Identify each line in the data below that contains the string "Black" and copy those lines. Matching is case-sensitive.
## start
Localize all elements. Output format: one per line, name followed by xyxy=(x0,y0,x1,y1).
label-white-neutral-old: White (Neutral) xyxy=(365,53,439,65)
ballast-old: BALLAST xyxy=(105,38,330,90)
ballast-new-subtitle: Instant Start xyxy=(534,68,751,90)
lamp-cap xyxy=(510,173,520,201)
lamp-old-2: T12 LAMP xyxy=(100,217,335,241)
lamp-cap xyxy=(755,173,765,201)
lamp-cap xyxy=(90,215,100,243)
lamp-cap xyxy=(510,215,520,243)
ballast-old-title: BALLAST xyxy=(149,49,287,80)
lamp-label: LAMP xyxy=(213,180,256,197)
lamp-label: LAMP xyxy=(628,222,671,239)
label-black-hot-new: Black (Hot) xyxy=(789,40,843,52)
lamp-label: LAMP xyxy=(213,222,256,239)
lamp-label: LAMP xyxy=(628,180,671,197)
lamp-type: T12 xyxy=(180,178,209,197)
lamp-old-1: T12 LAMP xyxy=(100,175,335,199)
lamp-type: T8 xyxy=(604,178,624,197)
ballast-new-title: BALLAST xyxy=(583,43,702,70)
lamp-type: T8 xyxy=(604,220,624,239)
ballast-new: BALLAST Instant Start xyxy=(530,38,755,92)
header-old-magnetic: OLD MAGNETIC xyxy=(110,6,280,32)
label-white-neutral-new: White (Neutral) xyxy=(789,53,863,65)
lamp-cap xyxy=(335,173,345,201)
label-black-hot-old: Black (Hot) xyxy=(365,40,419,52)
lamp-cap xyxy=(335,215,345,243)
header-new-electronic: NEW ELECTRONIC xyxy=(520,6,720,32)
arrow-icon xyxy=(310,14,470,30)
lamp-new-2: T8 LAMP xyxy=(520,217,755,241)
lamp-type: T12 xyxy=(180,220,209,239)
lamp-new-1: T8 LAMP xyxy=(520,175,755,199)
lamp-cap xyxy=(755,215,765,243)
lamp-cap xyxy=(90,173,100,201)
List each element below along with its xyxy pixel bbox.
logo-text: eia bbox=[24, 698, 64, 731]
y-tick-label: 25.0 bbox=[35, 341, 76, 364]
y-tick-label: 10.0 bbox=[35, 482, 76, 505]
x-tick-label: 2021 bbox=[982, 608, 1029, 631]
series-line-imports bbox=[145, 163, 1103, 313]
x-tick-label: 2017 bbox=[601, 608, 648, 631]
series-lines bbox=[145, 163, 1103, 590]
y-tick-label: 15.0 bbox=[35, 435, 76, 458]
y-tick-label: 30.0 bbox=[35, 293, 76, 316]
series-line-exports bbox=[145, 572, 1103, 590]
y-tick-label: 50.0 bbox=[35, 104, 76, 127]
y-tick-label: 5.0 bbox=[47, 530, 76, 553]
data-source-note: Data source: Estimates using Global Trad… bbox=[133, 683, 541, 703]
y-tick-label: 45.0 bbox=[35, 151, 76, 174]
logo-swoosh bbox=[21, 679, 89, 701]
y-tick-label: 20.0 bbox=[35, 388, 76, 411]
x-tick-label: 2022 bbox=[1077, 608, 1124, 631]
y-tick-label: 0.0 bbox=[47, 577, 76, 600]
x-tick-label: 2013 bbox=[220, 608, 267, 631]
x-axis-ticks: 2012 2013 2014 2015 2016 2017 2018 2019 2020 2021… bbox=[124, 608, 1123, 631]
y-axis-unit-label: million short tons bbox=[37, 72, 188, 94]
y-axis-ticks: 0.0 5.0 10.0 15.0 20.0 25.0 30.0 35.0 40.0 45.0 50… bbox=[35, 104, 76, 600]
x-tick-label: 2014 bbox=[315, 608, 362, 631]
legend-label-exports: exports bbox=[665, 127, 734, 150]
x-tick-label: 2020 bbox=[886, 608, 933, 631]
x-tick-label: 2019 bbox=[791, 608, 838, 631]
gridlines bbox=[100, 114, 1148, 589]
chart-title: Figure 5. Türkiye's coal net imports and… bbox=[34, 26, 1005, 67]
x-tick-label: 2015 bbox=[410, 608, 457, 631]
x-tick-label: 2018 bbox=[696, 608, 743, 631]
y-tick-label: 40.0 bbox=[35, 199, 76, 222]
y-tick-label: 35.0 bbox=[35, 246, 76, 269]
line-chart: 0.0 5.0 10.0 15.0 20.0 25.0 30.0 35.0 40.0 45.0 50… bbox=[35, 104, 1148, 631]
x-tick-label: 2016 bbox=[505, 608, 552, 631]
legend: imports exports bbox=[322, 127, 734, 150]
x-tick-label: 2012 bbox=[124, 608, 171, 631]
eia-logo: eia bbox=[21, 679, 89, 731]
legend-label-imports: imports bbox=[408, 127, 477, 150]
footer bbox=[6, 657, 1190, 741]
## end
- FINISHED EXERCISE:
label-black-hot-new: Black (Hot) xyxy=(789,40,843,52)
label-black-hot-old: Black (Hot) xyxy=(365,40,419,52)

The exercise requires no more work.